Extracted data entries:
▬▬▬▬▬▬
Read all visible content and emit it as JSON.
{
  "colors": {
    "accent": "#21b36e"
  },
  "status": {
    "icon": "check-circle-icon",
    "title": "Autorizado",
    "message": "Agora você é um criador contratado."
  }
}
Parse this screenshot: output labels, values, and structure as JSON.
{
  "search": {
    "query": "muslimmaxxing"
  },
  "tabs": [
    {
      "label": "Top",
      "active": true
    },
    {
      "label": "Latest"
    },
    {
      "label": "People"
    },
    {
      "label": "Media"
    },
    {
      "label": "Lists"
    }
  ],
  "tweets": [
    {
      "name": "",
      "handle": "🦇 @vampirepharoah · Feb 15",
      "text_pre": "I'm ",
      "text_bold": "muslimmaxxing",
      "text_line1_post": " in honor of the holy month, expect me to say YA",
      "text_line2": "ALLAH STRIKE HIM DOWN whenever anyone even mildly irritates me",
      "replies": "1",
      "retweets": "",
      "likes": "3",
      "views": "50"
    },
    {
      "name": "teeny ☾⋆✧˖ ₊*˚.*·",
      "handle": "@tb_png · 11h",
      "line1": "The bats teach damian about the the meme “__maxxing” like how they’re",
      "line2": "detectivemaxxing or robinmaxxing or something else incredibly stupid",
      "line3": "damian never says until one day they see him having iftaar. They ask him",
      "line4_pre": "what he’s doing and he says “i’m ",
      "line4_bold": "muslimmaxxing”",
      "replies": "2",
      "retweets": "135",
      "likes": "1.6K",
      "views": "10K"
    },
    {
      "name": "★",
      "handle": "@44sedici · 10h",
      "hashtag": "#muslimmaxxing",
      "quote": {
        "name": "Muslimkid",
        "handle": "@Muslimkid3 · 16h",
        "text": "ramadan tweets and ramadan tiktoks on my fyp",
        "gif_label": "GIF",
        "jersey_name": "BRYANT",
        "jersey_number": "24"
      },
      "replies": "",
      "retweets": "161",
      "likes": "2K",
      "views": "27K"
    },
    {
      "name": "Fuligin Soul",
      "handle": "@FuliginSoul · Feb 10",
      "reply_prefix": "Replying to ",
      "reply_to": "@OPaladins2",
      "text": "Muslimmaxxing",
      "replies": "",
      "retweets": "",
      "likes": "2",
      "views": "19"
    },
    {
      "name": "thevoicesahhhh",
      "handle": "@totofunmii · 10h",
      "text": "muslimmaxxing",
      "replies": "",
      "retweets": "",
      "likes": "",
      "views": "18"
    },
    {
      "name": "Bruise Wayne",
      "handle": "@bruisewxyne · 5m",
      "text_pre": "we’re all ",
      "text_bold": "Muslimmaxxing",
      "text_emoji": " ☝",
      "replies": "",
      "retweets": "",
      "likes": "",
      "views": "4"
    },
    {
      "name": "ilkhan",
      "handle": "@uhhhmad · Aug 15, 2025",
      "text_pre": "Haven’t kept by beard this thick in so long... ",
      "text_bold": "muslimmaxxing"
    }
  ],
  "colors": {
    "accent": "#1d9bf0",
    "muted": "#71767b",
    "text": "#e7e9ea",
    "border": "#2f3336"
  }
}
▬▬▬▬▬▬
The exercise:
Set down the listing above in full, please, exactly as it appears.

Solved problem:
Read all visible content and emit it as JSON.
{
  "colors": {
    "accent": "#21b36e"
  },
  "status": {
    "icon": "check-circle-icon",
    "title": "Autorizado",
    "message": "Agora você é um criador contratado."
  }
}
Parse this screenshot: output labels, values, and structure as JSON.
{
  "search": {
    "query": "muslimmaxxing"
  },
  "tabs": [
    {
      "label": "Top",
      "active": true
    },
    {
      "label": "Latest"
    },
    {
      "label": "People"
    },
    {
      "label": "Media"
    },
    {
      "label": "Lists"
    }
  ],
  "tweets": [
    {
      "name": "",
      "handle": "🦇 @vampirepharoah · Feb 15",
      "text_pre": "I'm ",
      "text_bold": "muslimmaxxing",
      "text_line1_post": " in honor of the holy month, expect me to say YA",
      "text_line2": "ALLAH STRIKE HIM DOWN whenever anyone even mildly irritates me",
      "replies": "1",
      "retweets": "",
      "likes": "3",
      "views": "50"
    },
    {
      "name": "teeny ☾⋆✧˖ ₊*˚.*·",
      "handle": "@tb_png · 11h",
      "line1": "The bats teach damian about the the meme “__maxxing” like how they’re",
      "line2": "detectivemaxxing or robinmaxxing or something else incredibly stupid",
      "line3": "damian never says until one day they see him having iftaar. They ask him",
      "line4_pre": "what he’s doing and he says “i’m ",
      "line4_bold": "muslimmaxxing”",
      "replies": "2",
      "retweets": "135",
      "likes": "1.6K",
      "views": "10K"
    },
    {
      "name": "★",
      "handle": "@44sedici · 10h",
      "hashtag": "#muslimmaxxing",
      "quote": {
        "name": "Muslimkid",
        "handle": "@Muslimkid3 · 16h",
        "text": "ramadan tweets and ramadan tiktoks on my fyp",
        "gif_label": "GIF",
        "jersey_name": "BRYANT",
        "jersey_number": "24"
      },
      "replies": "",
      "retweets": "161",
      "likes": "2K",
      "views": "27K"
    },
    {
      "name": "Fuligin Soul",
      "handle": "@FuliginSoul · Feb 10",
      "reply_prefix": "Replying to ",
      "reply_to": "@OPaladins2",
      "text": "Muslimmaxxing",
      "replies": "",
      "retweets": "",
      "likes": "2",
      "views": "19"
    },
    {
      "name": "thevoicesahhhh",
      "handle": "@totofunmii · 10h",
      "text": "muslimmaxxing",
      "replies": "",
      "retweets": "",
      "likes": "",
      "views": "18"
    },
    {
      "name": "Bruise Wayne",
      "handle": "@bruisewxyne · 5m",
      "text_pre": "we’re all ",
      "text_bold": "Muslimmaxxing",
      "text_emoji": " ☝",
      "replies": "",
      "retweets": "",
      "likes": "",
      "views": "4"
    },
    {
      "name": "ilkhan",
      "handle": "@uhhhmad · Aug 15, 2025",
      "text_pre": "Haven’t kept by beard this thick in so long... ",
      "text_bold": "muslimmaxxing"
    }
  ],
  "colors": {
    "accent": "#1d9bf0",
    "muted": "#71767b",
    "text": "#e7e9ea",
    "border": "#2f3336"
  }
}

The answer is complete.